## WRITTEN INSTRUCTION
Write out every line character for character, from the start of the records down through the line that contains "vlf-station-marker <box>797 1477".

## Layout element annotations
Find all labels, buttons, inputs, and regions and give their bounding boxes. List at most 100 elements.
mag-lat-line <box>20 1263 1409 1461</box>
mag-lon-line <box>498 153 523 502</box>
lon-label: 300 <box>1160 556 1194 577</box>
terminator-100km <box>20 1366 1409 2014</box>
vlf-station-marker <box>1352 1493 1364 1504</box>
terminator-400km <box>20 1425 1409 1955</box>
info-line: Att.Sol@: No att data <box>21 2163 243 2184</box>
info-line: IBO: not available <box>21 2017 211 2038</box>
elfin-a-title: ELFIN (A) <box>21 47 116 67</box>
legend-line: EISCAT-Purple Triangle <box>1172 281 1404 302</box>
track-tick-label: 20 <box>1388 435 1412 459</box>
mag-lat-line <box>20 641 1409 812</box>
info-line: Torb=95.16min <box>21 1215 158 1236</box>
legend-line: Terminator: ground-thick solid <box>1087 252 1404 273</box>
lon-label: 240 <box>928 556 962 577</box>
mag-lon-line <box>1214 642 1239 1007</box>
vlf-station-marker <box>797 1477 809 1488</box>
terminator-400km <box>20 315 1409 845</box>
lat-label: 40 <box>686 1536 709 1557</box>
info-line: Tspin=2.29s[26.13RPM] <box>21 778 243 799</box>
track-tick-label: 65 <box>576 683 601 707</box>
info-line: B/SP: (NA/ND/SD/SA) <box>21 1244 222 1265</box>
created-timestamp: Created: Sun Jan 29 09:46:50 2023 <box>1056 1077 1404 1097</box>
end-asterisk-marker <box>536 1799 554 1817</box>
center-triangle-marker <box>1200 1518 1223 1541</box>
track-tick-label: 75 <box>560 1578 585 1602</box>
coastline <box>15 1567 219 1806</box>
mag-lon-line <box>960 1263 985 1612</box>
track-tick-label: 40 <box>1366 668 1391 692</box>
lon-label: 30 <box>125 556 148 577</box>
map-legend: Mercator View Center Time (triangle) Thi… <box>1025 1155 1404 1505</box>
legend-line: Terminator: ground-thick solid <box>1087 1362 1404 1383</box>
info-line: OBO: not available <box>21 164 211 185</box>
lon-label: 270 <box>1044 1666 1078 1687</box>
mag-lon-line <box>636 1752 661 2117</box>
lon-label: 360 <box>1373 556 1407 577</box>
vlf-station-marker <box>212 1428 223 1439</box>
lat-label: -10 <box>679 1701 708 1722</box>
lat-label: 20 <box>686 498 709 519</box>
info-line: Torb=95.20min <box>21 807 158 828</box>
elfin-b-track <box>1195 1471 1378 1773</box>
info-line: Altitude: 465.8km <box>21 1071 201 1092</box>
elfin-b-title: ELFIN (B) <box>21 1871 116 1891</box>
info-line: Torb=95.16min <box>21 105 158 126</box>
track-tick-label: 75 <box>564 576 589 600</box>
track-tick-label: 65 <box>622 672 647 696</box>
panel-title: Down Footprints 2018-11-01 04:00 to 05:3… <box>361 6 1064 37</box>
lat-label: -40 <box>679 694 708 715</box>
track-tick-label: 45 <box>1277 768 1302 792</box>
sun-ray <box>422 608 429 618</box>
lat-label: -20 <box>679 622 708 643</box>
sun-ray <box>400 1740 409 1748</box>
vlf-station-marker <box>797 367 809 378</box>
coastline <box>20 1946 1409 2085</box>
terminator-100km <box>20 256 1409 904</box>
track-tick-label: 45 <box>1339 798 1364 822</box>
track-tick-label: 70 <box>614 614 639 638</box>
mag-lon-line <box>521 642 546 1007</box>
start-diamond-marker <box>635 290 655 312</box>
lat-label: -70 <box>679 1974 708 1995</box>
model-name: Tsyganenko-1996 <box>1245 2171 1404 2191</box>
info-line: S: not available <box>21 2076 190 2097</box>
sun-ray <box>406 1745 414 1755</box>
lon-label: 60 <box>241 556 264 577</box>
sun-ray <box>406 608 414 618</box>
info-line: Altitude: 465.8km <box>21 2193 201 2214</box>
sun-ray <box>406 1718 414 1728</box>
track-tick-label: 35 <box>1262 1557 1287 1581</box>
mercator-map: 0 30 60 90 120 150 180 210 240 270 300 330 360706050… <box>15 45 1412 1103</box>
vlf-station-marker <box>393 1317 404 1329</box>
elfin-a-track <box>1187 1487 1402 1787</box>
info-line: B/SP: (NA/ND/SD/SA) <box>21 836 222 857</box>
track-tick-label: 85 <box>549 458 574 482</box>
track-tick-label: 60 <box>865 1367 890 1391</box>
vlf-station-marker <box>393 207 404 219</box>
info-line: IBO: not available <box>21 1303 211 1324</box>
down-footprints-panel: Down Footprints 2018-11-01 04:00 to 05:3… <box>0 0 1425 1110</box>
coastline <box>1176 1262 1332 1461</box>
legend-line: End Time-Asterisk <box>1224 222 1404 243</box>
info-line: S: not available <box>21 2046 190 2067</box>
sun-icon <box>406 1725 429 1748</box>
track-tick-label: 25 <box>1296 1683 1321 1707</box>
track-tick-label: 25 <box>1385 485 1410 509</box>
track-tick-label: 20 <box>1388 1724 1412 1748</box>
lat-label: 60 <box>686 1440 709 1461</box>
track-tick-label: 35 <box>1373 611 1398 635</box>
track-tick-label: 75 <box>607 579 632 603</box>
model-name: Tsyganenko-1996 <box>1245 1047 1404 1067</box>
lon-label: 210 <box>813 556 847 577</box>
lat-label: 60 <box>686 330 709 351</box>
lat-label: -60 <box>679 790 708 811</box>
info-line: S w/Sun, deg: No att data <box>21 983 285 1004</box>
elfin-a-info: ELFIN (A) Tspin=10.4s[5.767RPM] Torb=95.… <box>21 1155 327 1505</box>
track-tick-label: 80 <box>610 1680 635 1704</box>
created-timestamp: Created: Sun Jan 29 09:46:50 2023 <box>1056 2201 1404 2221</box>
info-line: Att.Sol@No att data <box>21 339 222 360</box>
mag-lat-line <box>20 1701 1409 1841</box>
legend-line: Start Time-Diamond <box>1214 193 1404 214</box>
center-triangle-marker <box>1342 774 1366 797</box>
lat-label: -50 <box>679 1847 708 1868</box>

## ANSWER TO THIS TASK
Find all labels, buttons, inputs, and regions and give their bounding boxes. List at most 100 elements.
mag-lat-line <box>20 1263 1409 1461</box>
mag-lon-line <box>498 153 523 502</box>
lon-label: 300 <box>1160 556 1194 577</box>
terminator-100km <box>20 1366 1409 2014</box>
vlf-station-marker <box>1352 1493 1364 1504</box>
terminator-400km <box>20 1425 1409 1955</box>
info-line: Att.Sol@: No att data <box>21 2163 243 2184</box>
info-line: IBO: not available <box>21 2017 211 2038</box>
elfin-a-title: ELFIN (A) <box>21 47 116 67</box>
legend-line: EISCAT-Purple Triangle <box>1172 281 1404 302</box>
track-tick-label: 20 <box>1388 435 1412 459</box>
mag-lat-line <box>20 641 1409 812</box>
info-line: Torb=95.16min <box>21 1215 158 1236</box>
legend-line: Terminator: ground-thick solid <box>1087 252 1404 273</box>
lon-label: 240 <box>928 556 962 577</box>
mag-lon-line <box>1214 642 1239 1007</box>
vlf-station-marker <box>797 1477 809 1488</box>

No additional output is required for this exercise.